_GOAL OF THE EXERCISE_:
Make an exact copy of all the entries, but do not reproduce the pictures.

_ROWS_:
○ ○ ○ ○ ○
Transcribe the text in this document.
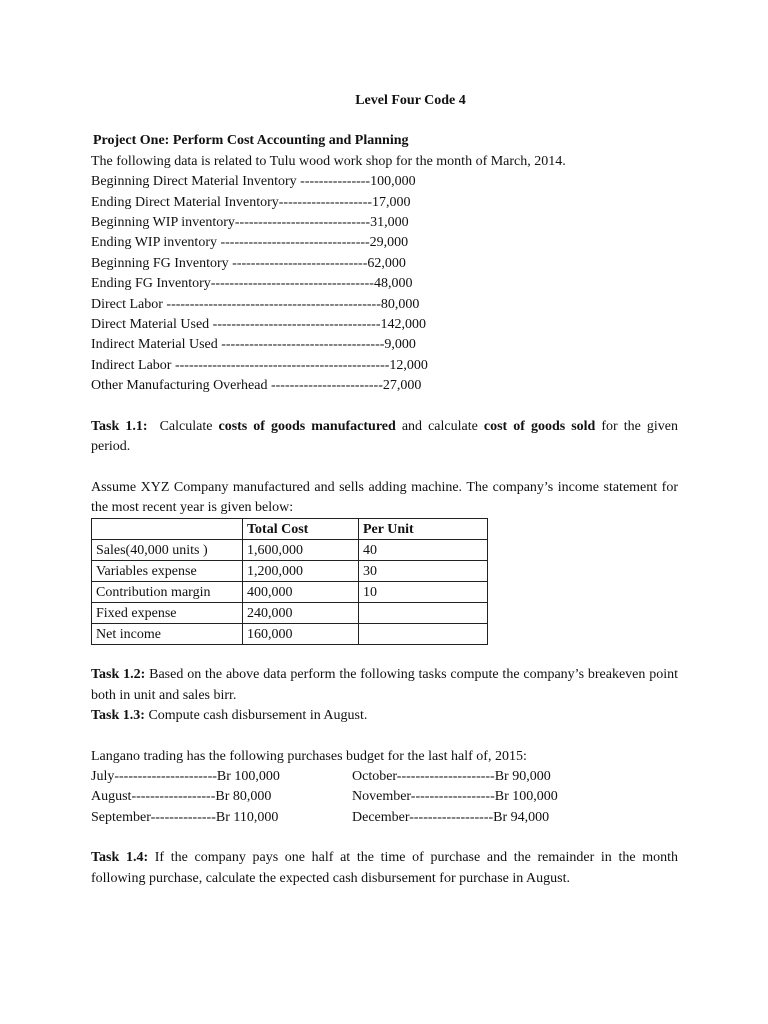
Level Four Code 4
Project One: Perform Cost Accounting and Planning
The following data is related to Tulu wood work shop for the month of March, 2014.
Beginning Direct Material Inventory ---------------100,000
Ending Direct Material Inventory--------------------17,000
Beginning WIP inventory-----------------------------31,000
Ending WIP inventory --------------------------------29,000
Beginning FG Inventory -----------------------------62,000
Ending FG Inventory-----------------------------------48,000
Direct Labor ----------------------------------------------80,000
Direct Material Used ------------------------------------142,000
Indirect Material Used -----------------------------------9,000
Indirect Labor ----------------------------------------------12,000
Other Manufacturing Overhead ------------------------27,000
Task 1.1:  Calculate costs of goods manufactured and calculate cost of goods sold for the given period.
Assume XYZ Company manufactured and sells adding machine. The company’s income statement for the most recent year is given below:
	Total Cost	Per Unit
Sales(40,000 units )	1,600,000	40
Variables expense	1,200,000	30
Contribution margin	400,000	10
Fixed expense	240,000	
Net income	160,000	
Task 1.2: Based on the above data perform the following tasks compute the company’s breakeven point both in unit and sales birr.
Task 1.3: Compute cash disbursement in August.
Langano trading has the following purchases budget for the last half of, 2015:
July----------------------Br 100,000	October---------------------Br 90,000
August------------------Br 80,000	November------------------Br 100,000
September--------------Br 110,000	December------------------Br 94,000
Task 1.4: If the company pays one half at the time of purchase and the remainder in the month following purchase, calculate the expected cash disbursement for purchase in August.
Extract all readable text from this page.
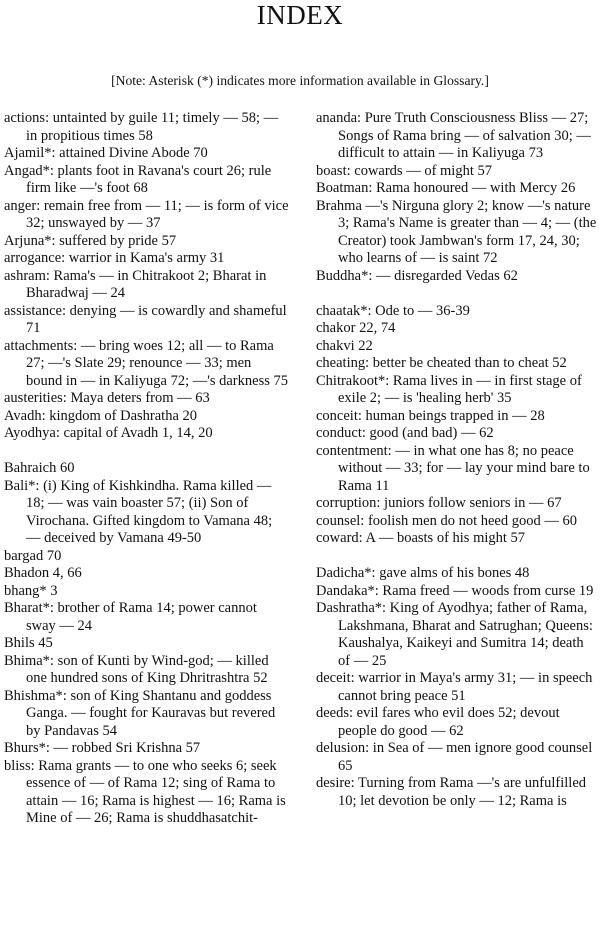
INDEX
[Note: Asterisk (*) indicates more information available in Glossary.]
actions: untainted by guile 11; timely — 58; — in propitious times 58
Ajamil*: attained Divine Abode 70
Angad*: plants foot in Ravana's court 26; rule firm like —'s foot 68
anger: remain free from — 11; — is form of vice 32; unswayed by — 37
Arjuna*: suffered by pride 57
arrogance: warrior in Kama's army 31
ashram: Rama's — in Chitrakoot 2; Bharat in Bharadwaj — 24
assistance: denying — is cowardly and shameful 71
attachments: — bring woes 12; all — to Rama 27; —'s Slate 29; renounce — 33; men bound in — in Kaliyuga 72; —'s darkness 75
austerities: Maya deters from — 63
Avadh: kingdom of Dashratha 20
Ayodhya: capital of Avadh 1, 14, 20
Bahraich 60
Bali*: (i) King of Kishkindha. Rama killed — 18; — was vain boaster 57; (ii) Son of Virochana. Gifted kingdom to Vamana 48; — deceived by Vamana 49-50
bargad 70
Bhadon 4, 66
bhang* 3
Bharat*: brother of Rama 14; power cannot sway — 24
Bhils 45
Bhima*: son of Kunti by Wind-god; — killed one hundred sons of King Dhritrashtra 52
Bhishma*: son of King Shantanu and goddess Ganga. — fought for Kauravas but revered by Pandavas 54
Bhurs*: — robbed Sri Krishna 57
bliss: Rama grants — to one who seeks 6; seek essence of — of Rama 12; sing of Rama to attain — 16; Rama is highest — 16; Rama is Mine of — 26; Rama is shuddhasatchit-
ananda: Pure Truth Consciousness Bliss — 27; Songs of Rama bring — of salvation 30; — difficult to attain — in Kaliyuga 73
boast: cowards — of might 57
Boatman: Rama honoured — with Mercy 26
Brahma —'s Nirguna glory 2; know —'s nature 3; Rama's Name is greater than — 4; — (the Creator) took Jambwan's form 17, 24, 30; who learns of — is saint 72
Buddha*: — disregarded Vedas 62
chaatak*: Ode to — 36-39
chakor 22, 74
chakvi 22
cheating: better be cheated than to cheat 52
Chitrakoot*: Rama lives in — in first stage of exile 2; — is 'healing herb' 35
conceit: human beings trapped in — 28
conduct: good (and bad) — 62
contentment: — in what one has 8; no peace without — 33; for — lay your mind bare to Rama 11
corruption: juniors follow seniors in — 67
counsel: foolish men do not heed good — 60
coward: A — boasts of his might 57
Dadicha*: gave alms of his bones 48
Dandaka*: Rama freed — woods from curse 19
Dashratha*: King of Ayodhya; father of Rama, Lakshmana, Bharat and Satrughan; Queens: Kaushalya, Kaikeyi and Sumitra 14; death of — 25
deceit: warrior in Maya's army 31; — in speech cannot bring peace 51
deeds: evil fares who evil does 52; devout people do good — 62
delusion: in Sea of — men ignore good counsel 65
desire: Turning from Rama —'s are unfulfilled 10; let devotion be only — 12; Rama is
○ ○ ○ ○ ○
_TASK RESPONSE_:
Transcribe the text in this document.
Level Four Code 4
Project One: Perform Cost Accounting and Planning
The following data is related to Tulu wood work shop for the month of March, 2014.
Beginning Direct Material Inventory ---------------100,000
Ending Direct Material Inventory--------------------17,000
Beginning WIP inventory-----------------------------31,000
Ending WIP inventory --------------------------------29,000
Beginning FG Inventory -----------------------------62,000
Ending FG Inventory-----------------------------------48,000
Direct Labor ----------------------------------------------80,000
Direct Material Used ------------------------------------142,000
Indirect Material Used -----------------------------------9,000
Indirect Labor ----------------------------------------------12,000
Other Manufacturing Overhead ------------------------27,000
Task 1.1:  Calculate costs of goods manufactured and calculate cost of goods sold for the given period.
Assume XYZ Company manufactured and sells adding machine. The company’s income statement for the most recent year is given below:
	Total Cost	Per Unit
Sales(40,000 units )	1,600,000	40
Variables expense	1,200,000	30
Contribution margin	400,000	10
Fixed expense	240,000	
Net income	160,000	
Task 1.2: Based on the above data perform the following tasks compute the company’s breakeven point both in unit and sales birr.
Task 1.3: Compute cash disbursement in August.
Langano trading has the following purchases budget for the last half of, 2015:
July----------------------Br 100,000	October---------------------Br 90,000
August------------------Br 80,000	November------------------Br 100,000
September--------------Br 110,000	December------------------Br 94,000
Task 1.4: If the company pays one half at the time of purchase and the remainder in the month following purchase, calculate the expected cash disbursement for purchase in August.
Extract all readable text from this page.
INDEX
[Note: Asterisk (*) indicates more information available in Glossary.]
actions: untainted by guile 11; timely — 58; — in propitious times 58
Ajamil*: attained Divine Abode 70
Angad*: plants foot in Ravana's court 26; rule firm like —'s foot 68
anger: remain free from — 11; — is form of vice 32; unswayed by — 37
Arjuna*: suffered by pride 57
arrogance: warrior in Kama's army 31
ashram: Rama's — in Chitrakoot 2; Bharat in Bharadwaj — 24
assistance: denying — is cowardly and shameful 71
attachments: — bring woes 12; all — to Rama 27; —'s Slate 29; renounce — 33; men bound in — in Kaliyuga 72; —'s darkness 75
austerities: Maya deters from — 63
Avadh: kingdom of Dashratha 20
Ayodhya: capital of Avadh 1, 14, 20
Bahraich 60
Bali*: (i) King of Kishkindha. Rama killed — 18; — was vain boaster 57; (ii) Son of Virochana. Gifted kingdom to Vamana 48; — deceived by Vamana 49-50
bargad 70
Bhadon 4, 66
bhang* 3
Bharat*: brother of Rama 14; power cannot sway — 24
Bhils 45
Bhima*: son of Kunti by Wind-god; — killed one hundred sons of King Dhritrashtra 52
Bhishma*: son of King Shantanu and goddess Ganga. — fought for Kauravas but revered by Pandavas 54
Bhurs*: — robbed Sri Krishna 57
bliss: Rama grants — to one who seeks 6; seek essence of — of Rama 12; sing of Rama to attain — 16; Rama is highest — 16; Rama is Mine of — 26; Rama is shuddhasatchit-
ananda: Pure Truth Consciousness Bliss — 27; Songs of Rama bring — of salvation 30; — difficult to attain — in Kaliyuga 73
boast: cowards — of might 57
Boatman: Rama honoured — with Mercy 26
Brahma —'s Nirguna glory 2; know —'s nature 3; Rama's Name is greater than — 4; — (the Creator) took Jambwan's form 17, 24, 30; who learns of — is saint 72
Buddha*: — disregarded Vedas 62
chaatak*: Ode to — 36-39
chakor 22, 74
chakvi 22
cheating: better be cheated than to cheat 52
Chitrakoot*: Rama lives in — in first stage of exile 2; — is 'healing herb' 35
conceit: human beings trapped in — 28
conduct: good (and bad) — 62
contentment: — in what one has 8; no peace without — 33; for — lay your mind bare to Rama 11
corruption: juniors follow seniors in — 67
counsel: foolish men do not heed good — 60
coward: A — boasts of his might 57
Dadicha*: gave alms of his bones 48
Dandaka*: Rama freed — woods from curse 19
Dashratha*: King of Ayodhya; father of Rama, Lakshmana, Bharat and Satrughan; Queens: Kaushalya, Kaikeyi and Sumitra 14; death of — 25
deceit: warrior in Maya's army 31; — in speech cannot bring peace 51
deeds: evil fares who evil does 52; devout people do good — 62
delusion: in Sea of — men ignore good counsel 65
desire: Turning from Rama —'s are unfulfilled 10; let devotion be only — 12; Rama is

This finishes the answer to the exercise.